- Task details -
Search the data for the word "ffffff" and copy every line that contains it.
* begin Records supplied *
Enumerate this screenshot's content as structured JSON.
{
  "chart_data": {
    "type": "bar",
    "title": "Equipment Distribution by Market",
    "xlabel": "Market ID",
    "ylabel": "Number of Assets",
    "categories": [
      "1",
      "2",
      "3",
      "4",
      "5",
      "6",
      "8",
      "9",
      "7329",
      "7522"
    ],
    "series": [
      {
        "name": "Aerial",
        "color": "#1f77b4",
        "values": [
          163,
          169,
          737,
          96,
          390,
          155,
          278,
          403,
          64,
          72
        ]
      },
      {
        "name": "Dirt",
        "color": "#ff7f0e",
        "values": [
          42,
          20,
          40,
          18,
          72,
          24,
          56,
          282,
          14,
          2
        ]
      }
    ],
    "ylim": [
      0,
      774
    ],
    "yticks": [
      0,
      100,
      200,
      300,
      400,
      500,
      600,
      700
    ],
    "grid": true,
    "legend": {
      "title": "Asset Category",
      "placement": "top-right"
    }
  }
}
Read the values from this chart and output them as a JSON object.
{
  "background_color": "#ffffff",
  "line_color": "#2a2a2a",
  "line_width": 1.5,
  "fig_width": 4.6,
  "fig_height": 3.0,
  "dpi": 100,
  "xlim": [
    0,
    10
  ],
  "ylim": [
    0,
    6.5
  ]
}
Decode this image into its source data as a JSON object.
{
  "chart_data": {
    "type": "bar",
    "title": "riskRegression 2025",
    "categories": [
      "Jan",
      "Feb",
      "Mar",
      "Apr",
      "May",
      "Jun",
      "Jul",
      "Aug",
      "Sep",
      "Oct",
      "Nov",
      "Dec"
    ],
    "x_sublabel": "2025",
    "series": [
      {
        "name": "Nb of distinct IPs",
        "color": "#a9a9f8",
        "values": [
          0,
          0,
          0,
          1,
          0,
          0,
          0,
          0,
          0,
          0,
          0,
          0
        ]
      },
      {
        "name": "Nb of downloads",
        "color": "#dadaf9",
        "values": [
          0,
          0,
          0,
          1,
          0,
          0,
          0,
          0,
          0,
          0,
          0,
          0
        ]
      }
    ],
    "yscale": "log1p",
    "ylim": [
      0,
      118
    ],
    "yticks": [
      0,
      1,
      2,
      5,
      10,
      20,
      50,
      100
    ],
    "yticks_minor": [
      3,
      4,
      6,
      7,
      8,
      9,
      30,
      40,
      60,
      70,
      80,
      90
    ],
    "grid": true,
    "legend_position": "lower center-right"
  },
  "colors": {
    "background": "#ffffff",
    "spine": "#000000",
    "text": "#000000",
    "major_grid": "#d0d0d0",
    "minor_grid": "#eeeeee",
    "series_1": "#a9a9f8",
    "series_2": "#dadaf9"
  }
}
* end Records supplied *
- Problem solution -
  "background_color": "#ffffff",
    "background": "#ffffff",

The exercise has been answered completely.